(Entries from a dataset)
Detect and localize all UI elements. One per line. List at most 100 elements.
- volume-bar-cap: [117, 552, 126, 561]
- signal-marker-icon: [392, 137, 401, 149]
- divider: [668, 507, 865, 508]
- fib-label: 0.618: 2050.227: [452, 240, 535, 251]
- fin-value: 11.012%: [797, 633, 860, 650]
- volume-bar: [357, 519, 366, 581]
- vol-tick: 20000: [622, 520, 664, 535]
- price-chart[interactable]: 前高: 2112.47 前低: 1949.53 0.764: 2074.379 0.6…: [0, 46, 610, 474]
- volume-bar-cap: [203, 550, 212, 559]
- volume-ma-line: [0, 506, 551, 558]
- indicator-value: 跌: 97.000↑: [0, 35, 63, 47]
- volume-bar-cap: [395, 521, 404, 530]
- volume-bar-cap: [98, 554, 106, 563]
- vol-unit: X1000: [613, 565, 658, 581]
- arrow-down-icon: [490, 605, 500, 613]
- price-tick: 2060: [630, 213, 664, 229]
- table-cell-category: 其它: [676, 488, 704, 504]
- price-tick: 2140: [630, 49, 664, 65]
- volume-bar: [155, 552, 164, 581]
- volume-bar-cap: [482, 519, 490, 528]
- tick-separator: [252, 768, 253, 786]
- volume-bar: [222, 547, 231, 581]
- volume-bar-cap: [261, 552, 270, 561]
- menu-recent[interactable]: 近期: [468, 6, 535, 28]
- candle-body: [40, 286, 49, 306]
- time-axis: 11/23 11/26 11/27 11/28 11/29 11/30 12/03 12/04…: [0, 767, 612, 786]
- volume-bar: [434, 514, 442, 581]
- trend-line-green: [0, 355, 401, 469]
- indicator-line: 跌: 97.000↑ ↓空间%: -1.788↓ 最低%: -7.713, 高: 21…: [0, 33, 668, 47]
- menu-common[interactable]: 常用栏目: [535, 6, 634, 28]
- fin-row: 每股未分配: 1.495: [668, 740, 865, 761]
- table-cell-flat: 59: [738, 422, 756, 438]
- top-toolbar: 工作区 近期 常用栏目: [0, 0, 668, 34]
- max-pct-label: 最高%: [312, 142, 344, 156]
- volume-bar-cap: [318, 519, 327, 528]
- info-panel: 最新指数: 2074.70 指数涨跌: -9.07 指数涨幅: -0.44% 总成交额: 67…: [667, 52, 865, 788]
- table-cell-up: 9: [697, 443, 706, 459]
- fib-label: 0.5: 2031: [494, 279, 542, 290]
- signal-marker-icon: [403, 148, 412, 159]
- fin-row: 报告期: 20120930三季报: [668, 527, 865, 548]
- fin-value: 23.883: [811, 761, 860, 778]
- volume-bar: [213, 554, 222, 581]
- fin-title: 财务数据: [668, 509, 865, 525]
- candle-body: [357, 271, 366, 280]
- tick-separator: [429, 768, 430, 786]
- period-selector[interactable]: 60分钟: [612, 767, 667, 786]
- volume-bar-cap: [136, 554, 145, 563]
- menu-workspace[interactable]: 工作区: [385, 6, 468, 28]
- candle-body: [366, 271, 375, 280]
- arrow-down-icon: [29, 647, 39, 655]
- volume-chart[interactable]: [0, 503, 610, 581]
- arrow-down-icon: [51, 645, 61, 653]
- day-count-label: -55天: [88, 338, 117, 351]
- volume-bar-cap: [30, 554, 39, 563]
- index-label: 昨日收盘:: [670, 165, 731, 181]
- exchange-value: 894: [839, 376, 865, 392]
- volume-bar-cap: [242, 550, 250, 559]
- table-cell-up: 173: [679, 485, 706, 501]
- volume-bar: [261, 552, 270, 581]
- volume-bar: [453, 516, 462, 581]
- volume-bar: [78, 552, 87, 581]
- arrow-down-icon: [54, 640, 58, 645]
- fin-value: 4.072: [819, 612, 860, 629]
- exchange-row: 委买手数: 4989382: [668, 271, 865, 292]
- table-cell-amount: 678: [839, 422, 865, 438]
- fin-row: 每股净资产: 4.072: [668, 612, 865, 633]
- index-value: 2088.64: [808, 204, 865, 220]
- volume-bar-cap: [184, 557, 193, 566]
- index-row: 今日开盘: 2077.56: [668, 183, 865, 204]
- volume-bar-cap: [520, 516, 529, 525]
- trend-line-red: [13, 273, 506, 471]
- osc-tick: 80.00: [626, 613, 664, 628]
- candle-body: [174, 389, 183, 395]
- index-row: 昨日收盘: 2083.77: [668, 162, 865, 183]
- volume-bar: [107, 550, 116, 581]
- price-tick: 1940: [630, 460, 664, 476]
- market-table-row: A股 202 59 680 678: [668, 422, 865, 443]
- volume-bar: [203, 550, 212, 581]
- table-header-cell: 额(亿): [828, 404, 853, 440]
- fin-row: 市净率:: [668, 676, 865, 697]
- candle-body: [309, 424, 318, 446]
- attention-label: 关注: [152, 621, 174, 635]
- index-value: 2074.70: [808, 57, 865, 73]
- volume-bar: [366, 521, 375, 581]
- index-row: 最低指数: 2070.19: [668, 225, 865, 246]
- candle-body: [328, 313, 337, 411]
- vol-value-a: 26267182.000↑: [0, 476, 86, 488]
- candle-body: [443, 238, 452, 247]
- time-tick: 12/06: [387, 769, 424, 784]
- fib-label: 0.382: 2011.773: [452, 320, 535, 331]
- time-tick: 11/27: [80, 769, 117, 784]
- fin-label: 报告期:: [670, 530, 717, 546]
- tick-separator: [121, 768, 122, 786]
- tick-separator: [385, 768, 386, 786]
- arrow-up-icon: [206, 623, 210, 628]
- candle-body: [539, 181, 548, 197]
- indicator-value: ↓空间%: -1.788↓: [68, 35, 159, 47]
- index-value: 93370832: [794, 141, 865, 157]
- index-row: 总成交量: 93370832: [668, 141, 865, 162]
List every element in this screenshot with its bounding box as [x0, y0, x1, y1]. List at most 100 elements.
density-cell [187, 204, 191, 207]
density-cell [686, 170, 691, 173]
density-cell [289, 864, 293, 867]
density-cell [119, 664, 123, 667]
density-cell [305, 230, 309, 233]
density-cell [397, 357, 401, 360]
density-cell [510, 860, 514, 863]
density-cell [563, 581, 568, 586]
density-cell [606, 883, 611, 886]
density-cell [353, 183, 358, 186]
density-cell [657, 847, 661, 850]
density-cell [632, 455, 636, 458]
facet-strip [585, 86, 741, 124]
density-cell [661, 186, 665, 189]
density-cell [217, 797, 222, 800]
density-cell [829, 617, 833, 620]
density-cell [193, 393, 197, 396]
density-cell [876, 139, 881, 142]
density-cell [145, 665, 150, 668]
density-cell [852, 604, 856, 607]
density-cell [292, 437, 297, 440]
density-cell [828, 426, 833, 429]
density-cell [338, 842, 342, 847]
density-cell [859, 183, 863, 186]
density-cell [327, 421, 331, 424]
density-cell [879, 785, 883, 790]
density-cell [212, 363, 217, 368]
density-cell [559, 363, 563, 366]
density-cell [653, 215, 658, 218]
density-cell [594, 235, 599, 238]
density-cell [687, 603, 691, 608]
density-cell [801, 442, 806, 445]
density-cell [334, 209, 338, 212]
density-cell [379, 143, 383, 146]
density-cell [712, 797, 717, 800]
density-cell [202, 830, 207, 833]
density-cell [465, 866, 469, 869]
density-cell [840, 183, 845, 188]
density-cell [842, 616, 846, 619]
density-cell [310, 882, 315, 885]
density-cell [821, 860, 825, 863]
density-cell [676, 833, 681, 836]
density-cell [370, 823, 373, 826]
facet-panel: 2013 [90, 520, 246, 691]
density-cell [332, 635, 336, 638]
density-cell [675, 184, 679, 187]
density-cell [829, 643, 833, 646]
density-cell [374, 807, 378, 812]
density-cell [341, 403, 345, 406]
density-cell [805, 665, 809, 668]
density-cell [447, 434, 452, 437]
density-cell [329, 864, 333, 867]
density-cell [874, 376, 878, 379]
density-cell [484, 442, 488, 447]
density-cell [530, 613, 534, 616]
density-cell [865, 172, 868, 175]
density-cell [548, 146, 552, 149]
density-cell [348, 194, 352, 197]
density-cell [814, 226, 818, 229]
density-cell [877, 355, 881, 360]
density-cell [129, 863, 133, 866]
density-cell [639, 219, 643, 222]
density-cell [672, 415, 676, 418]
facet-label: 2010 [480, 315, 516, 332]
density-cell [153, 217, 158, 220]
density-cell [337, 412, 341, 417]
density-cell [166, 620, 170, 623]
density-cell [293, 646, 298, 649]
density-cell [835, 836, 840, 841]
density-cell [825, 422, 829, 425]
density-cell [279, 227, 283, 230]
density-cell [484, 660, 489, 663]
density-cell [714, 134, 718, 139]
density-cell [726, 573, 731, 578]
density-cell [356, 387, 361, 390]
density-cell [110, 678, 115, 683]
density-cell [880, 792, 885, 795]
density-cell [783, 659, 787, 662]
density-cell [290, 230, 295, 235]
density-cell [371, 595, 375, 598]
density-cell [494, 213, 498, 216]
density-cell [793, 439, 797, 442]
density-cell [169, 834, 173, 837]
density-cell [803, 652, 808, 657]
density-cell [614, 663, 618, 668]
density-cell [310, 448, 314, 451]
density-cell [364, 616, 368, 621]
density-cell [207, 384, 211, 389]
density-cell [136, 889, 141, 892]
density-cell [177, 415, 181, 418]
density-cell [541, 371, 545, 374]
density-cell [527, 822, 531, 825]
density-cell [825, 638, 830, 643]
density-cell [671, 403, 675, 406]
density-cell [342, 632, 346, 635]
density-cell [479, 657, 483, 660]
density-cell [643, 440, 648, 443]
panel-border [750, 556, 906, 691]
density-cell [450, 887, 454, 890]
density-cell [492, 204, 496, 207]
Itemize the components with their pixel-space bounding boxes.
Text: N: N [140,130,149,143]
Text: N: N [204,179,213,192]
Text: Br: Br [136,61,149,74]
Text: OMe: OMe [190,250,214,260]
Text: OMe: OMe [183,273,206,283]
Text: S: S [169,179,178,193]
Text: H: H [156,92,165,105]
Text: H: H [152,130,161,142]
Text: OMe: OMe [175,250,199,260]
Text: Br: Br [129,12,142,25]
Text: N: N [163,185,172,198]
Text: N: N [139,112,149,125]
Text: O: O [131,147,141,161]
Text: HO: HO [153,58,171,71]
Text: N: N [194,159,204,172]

> [EXERCISE DESCRIPTION]: Copy the listing word for word, from its first line through the line containing "- volume-bar: [213, 554, 222, 581]", including both of those lines.

> [RESPONSE TO THIS TASK]:
Detect and localize all UI elements. One per line. List at most 100 elements.
- volume-bar-cap: [117, 552, 126, 561]
- signal-marker-icon: [392, 137, 401, 149]
- divider: [668, 507, 865, 508]
- fib-label: 0.618: 2050.227: [452, 240, 535, 251]
- fin-value: 11.012%: [797, 633, 860, 650]
- volume-bar: [357, 519, 366, 581]
- vol-tick: 20000: [622, 520, 664, 535]
- price-chart[interactable]: 前高: 2112.47 前低: 1949.53 0.764: 2074.379 0.6…: [0, 46, 610, 474]
- volume-bar-cap: [203, 550, 212, 559]
- volume-ma-line: [0, 506, 551, 558]
- indicator-value: 跌: 97.000↑: [0, 35, 63, 47]
- volume-bar-cap: [395, 521, 404, 530]
- volume-bar-cap: [98, 554, 106, 563]
- vol-unit: X1000: [613, 565, 658, 581]
- arrow-down-icon: [490, 605, 500, 613]
- price-tick: 2060: [630, 213, 664, 229]
- table-cell-category: 其它: [676, 488, 704, 504]
- price-tick: 2140: [630, 49, 664, 65]
- volume-bar: [155, 552, 164, 581]
- volume-bar-cap: [482, 519, 490, 528]
- tick-separator: [252, 768, 253, 786]
- volume-bar: [222, 547, 231, 581]
- volume-bar-cap: [261, 552, 270, 561]
- menu-recent[interactable]: 近期: [468, 6, 535, 28]
- candle-body: [40, 286, 49, 306]
- time-axis: 11/23 11/26 11/27 11/28 11/29 11/30 12/03 12/04…: [0, 767, 612, 786]
- volume-bar: [434, 514, 442, 581]
- trend-line-green: [0, 355, 401, 469]
- indicator-line: 跌: 97.000↑ ↓空间%: -1.788↓ 最低%: -7.713, 高: 21…: [0, 33, 668, 47]
- menu-common[interactable]: 常用栏目: [535, 6, 634, 28]
- fin-row: 每股未分配: 1.495: [668, 740, 865, 761]
- table-cell-flat: 59: [738, 422, 756, 438]
- top-toolbar: 工作区 近期 常用栏目: [0, 0, 668, 34]
- max-pct-label: 最高%: [312, 142, 344, 156]
- volume-bar-cap: [318, 519, 327, 528]
- info-panel: 最新指数: 2074.70 指数涨跌: -9.07 指数涨幅: -0.44% 总成交额: 67…: [667, 52, 865, 788]
- table-cell-up: 9: [697, 443, 706, 459]
- fib-label: 0.5: 2031: [494, 279, 542, 290]
- signal-marker-icon: [403, 148, 412, 159]
- fin-row: 报告期: 20120930三季报: [668, 527, 865, 548]
- fin-value: 23.883: [811, 761, 860, 778]
- volume-bar: [213, 554, 222, 581]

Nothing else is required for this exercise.